**Goal**
Rewrite the part of the records that opens with the line containing "- svg-text:Pileocystidia: Pileocystidia: [540, 689, 575, 696]" and closes with the line containing "- svg-text:0.98: 0.98: [157, 79, 163, 83]", replacing "Pholiotina" with "Pholiota" and leaving everything else as it is.

**Material for this exercise**
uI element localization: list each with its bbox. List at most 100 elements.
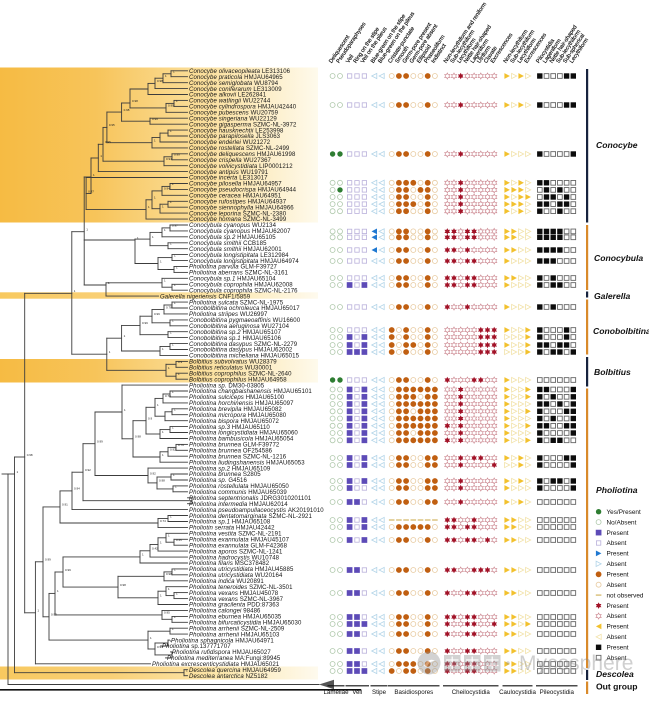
- svg-text:Pileocystidia: Pileocystidia: [540, 689, 575, 696]
- svg-text:Conocybe singeriana WU22129: Conocybe singeriana WU22129: [189, 116, 277, 122]
- svg-text:Pholiotina exannulata HMJAU451: Pholiotina exannulata HMJAU45107: [189, 538, 290, 544]
- svg-text:0.92: 0.92: [150, 471, 156, 475]
- svg-text:1: 1: [170, 129, 172, 133]
- svg-text:Conocybe deliquescens HMJAU619: Conocybe deliquescens HMJAU61998: [189, 152, 296, 158]
- svg-text:1: 1: [170, 514, 172, 518]
- svg-text:Conocybe ceracea HMJAU64951: Conocybe ceracea HMJAU64951: [189, 194, 282, 200]
- svg-text:0.79: 0.79: [178, 443, 184, 447]
- svg-text:0.99: 0.99: [142, 321, 148, 325]
- svg-text:Conocybe hausknechtii LE253998: Conocybe hausknechtii LE253998: [189, 128, 284, 134]
- svg-text:Conocybula longistipitata LE31: Conocybula longistipitata LE312984: [189, 253, 289, 259]
- svg-text:Pholiotina brevipila HMJAU6508: Pholiotina brevipila HMJAU65082: [189, 407, 282, 413]
- svg-text:0.87: 0.87: [88, 189, 94, 193]
- svg-text:Conocybe alkovii LE262841: Conocybe alkovii LE262841: [189, 93, 267, 99]
- svg-text:Absent: Absent: [607, 634, 627, 641]
- svg-text:Pholiotina brunnea SZMC-NL-121: Pholiotina brunnea SZMC-NL-1216: [189, 454, 287, 460]
- svg-text:1: 1: [174, 568, 176, 572]
- svg-text:Basidiospores: Basidiospores: [394, 689, 433, 696]
- svg-text:Pholiotina communis HMJAU65039: Pholiotina communis HMJAU65039: [189, 490, 287, 496]
- svg-text:0.98: 0.98: [157, 79, 163, 83]
- svg-text:1: 1: [178, 372, 180, 376]
- svg-text:Pholiotin serrata HMJAU42442: Pholiotin serrata HMJAU42442: [189, 526, 275, 532]
- svg-text:1: 1: [164, 279, 166, 283]
- svg-text:Conocybe semiglobata WU8794: Conocybe semiglobata WU8794: [189, 81, 279, 87]
- svg-text:Pholiotina micropora HMJAU6508: Pholiotina micropora HMJAU65080: [189, 413, 287, 419]
- svg-text:Conocybe antipus WU19791: Conocybe antipus WU19791: [189, 170, 269, 176]
- svg-text:Absent: Absent: [607, 561, 627, 568]
- svg-text:1: 1: [162, 430, 164, 434]
- svg-text:1: 1: [148, 205, 150, 209]
- svg-text:Absent: Absent: [607, 655, 627, 662]
- svg-text:Conocybe homana SZMC-NL-3499: Conocybe homana SZMC-NL-3499: [189, 217, 287, 223]
- svg-text:Stipe: Stipe: [372, 689, 387, 696]
- svg-text:Pholiotina intermedia HMJAU620: Pholiotina intermedia HMJAU62014: [189, 502, 288, 508]
- svg-text:1: 1: [168, 534, 170, 538]
- svg-text:Present: Present: [607, 645, 629, 652]
- svg-text:0.95: 0.95: [109, 123, 115, 127]
- svg-text:0.97: 0.97: [172, 224, 178, 228]
- svg-text:0.98: 0.98: [120, 583, 126, 587]
- svg-text:Pholiotina sp.2 HMJAU65109: Pholiotina sp.2 HMJAU65109: [189, 466, 271, 472]
- svg-text:1: 1: [86, 228, 88, 232]
- svg-text:Cheilocystidia: Cheilocystidia: [452, 689, 491, 696]
- svg-text:Conobolbitina dasypus SZMC-NL-: Conobolbitina dasypus SZMC-NL-2279: [189, 342, 298, 348]
- svg-text:0.98: 0.98: [159, 479, 165, 483]
- svg-text:Veil: Veil: [352, 689, 362, 696]
- svg-text:Conobolbitina pygmaeoaffinis W: Conobolbitina pygmaeoaffinis WU16600: [189, 318, 301, 324]
- svg-text:Pholiotina utricystidiata WU20: Pholiotina utricystidiata WU20164: [189, 573, 283, 579]
- svg-text:Absent: Absent: [607, 613, 627, 620]
- svg-text:Yes/Present: Yes/Present: [607, 509, 641, 516]
- svg-text:1: 1: [157, 403, 159, 407]
- svg-text:Conocybe watlingii WU22744: Conocybe watlingii WU22744: [189, 99, 271, 105]
- svg-text:Pholiotina rufidispora HMJAU65: Pholiotina rufidispora HMJAU65027: [172, 650, 271, 656]
- svg-text:Conobolbitina: Conobolbitina: [593, 326, 649, 336]
- svg-text:Mycosphere: Mycosphere: [519, 652, 633, 675]
- svg-text:Conocybe siennophylla HMJAU649: Conocybe siennophylla HMJAU64966: [189, 205, 294, 211]
- svg-text:Pholiotina: Pholiotina: [596, 485, 638, 495]
- svg-text:Conocybe praticola HMJAU64965: Conocybe praticola HMJAU64965: [189, 75, 283, 81]
- svg-text:Conocybe parapilosella JLS3063: Conocybe parapilosella JLS3063: [189, 134, 281, 140]
- svg-text:Bolbitius coprophilus SZMC-NL-: Bolbitius coprophilus SZMC-NL-2640: [189, 371, 292, 377]
- svg-text:Present: Present: [607, 603, 629, 610]
- svg-text:Pholiotina sulcata SZMC-NL-197: Pholiotina sulcata SZMC-NL-1975: [189, 300, 284, 306]
- svg-text:Conocybula sp.1 HMJAU65104: Conocybula sp.1 HMJAU65104: [189, 277, 276, 283]
- svg-text:Conocybe olivaceopileata LE313: Conocybe olivaceopileata LE313106: [189, 69, 291, 75]
- svg-text:1: 1: [175, 485, 177, 489]
- svg-text:0.92: 0.92: [170, 448, 176, 452]
- svg-text:0.74: 0.74: [160, 519, 166, 523]
- svg-text:Pholiotina filaris MSC378482: Pholiotina filaris MSC378482: [189, 561, 270, 567]
- svg-text:Conocybe rufostipes HMJAU64937: Conocybe rufostipes HMJAU64937: [189, 200, 287, 206]
- svg-text:Conobolbitina sp.2 HMJAU65107: Conobolbitina sp.2 HMJAU65107: [189, 330, 282, 336]
- svg-text:0.99: 0.99: [152, 117, 158, 121]
- svg-text:Pholiotina brunnea GLM-F39772: Pholiotina brunnea GLM-F39772: [189, 443, 280, 449]
- svg-text:1: 1: [176, 591, 178, 595]
- svg-text:1: 1: [142, 553, 144, 557]
- svg-text:Conocybula sp.2 HMJAU65105: Conocybula sp.2 HMJAU65105: [189, 235, 276, 241]
- svg-text:Lamellae: Lamellae: [323, 689, 349, 696]
- svg-text:1: 1: [74, 289, 76, 293]
- svg-text:0.99: 0.99: [45, 558, 51, 562]
- svg-text:Conobolbitina micheliana HMJAU: Conobolbitina micheliana HMJAU65015: [189, 354, 300, 360]
- svg-text:Pholiotina indica WU20891: Pholiotina indica WU20891: [189, 579, 264, 585]
- svg-text:1: 1: [162, 347, 164, 351]
- svg-text:Conocybe enderlei WU21272: Conocybe enderlei WU21272: [189, 140, 271, 146]
- svg-text:0.98: 0.98: [166, 572, 172, 576]
- svg-text:Conocybula: Conocybula: [594, 253, 643, 263]
- svg-text:Pholiotina vestita SZMC-NL-219: Pholiotina vestita SZMC-NL-2191: [189, 532, 282, 538]
- svg-text:Conocybe coniferarum LE313009: Conocybe coniferarum LE313009: [189, 87, 282, 93]
- svg-text:0.95: 0.95: [164, 611, 170, 615]
- svg-text:Conocybe pilosella HMJAU64957: Conocybe pilosella HMJAU64957: [189, 182, 282, 188]
- svg-text:1: 1: [194, 497, 196, 501]
- svg-text:0.94: 0.94: [74, 487, 80, 491]
- svg-text:1: 1: [150, 636, 152, 640]
- svg-text:not observed: not observed: [607, 592, 644, 599]
- svg-text:1: 1: [173, 473, 175, 477]
- svg-text:Bolbitius coprophilus HMJAU649: Bolbitius coprophilus HMJAU64958: [189, 377, 287, 383]
- svg-text:0.99: 0.99: [65, 568, 71, 572]
- svg-text:Pholiotina rostellulata HMJAU6: Pholiotina rostellulata HMJAU65050: [189, 484, 289, 490]
- svg-text:1: 1: [100, 154, 102, 158]
- svg-text:Conobolbitina dasypus HMJAU620: Conobolbitina dasypus HMJAU62002: [189, 348, 293, 354]
- svg-text:Bolbitius subvolvatus WU28379: Bolbitius subvolvatus WU28379: [189, 360, 277, 366]
- svg-text:Pholiotina sp.3 HMJAU65110: Pholiotina sp.3 HMJAU65110: [189, 425, 270, 431]
- svg-text:Pholiotina calongei 98486: Pholiotina calongei 98486: [189, 609, 261, 615]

**Correct result**
- svg-text:Pileocystidia: Pileocystidia: [540, 689, 575, 696]
- svg-text:Conocybe singeriana WU22129: Conocybe singeriana WU22129: [189, 116, 277, 122]
- svg-text:Pholiota exannulata HMJAU451: Pholiota exannulata HMJAU45107: [189, 538, 290, 544]
- svg-text:0.92: 0.92: [150, 471, 156, 475]
- svg-text:1: 1: [170, 129, 172, 133]
- svg-text:Conocybe deliquescens HMJAU619: Conocybe deliquescens HMJAU61998: [189, 152, 296, 158]
- svg-text:1: 1: [170, 514, 172, 518]
- svg-text:Conocybe ceracea HMJAU64951: Conocybe ceracea HMJAU64951: [189, 194, 282, 200]
- svg-text:0.79: 0.79: [178, 443, 184, 447]
- svg-text:0.99: 0.99: [142, 321, 148, 325]
- svg-text:Conocybe hausknechtii LE253998: Conocybe hausknechtii LE253998: [189, 128, 284, 134]
- svg-text:Conocybula longistipitata LE31: Conocybula longistipitata LE312984: [189, 253, 289, 259]
- svg-text:Pholiota brevipila HMJAU6508: Pholiota brevipila HMJAU65082: [189, 407, 282, 413]
- svg-text:0.87: 0.87: [88, 189, 94, 193]
- svg-text:Conocybe alkovii LE262841: Conocybe alkovii LE262841: [189, 93, 267, 99]
- svg-text:Absent: Absent: [607, 634, 627, 641]
- svg-text:Pholiota brunnea SZMC-NL-121: Pholiota brunnea SZMC-NL-1216: [189, 454, 287, 460]
- svg-text:1: 1: [174, 568, 176, 572]
- svg-text:Basidiospores: Basidiospores: [394, 689, 433, 696]
- svg-text:Pholiota communis HMJAU65039: Pholiota communis HMJAU65039: [189, 490, 287, 496]
- svg-text:0.98: 0.98: [157, 79, 163, 83]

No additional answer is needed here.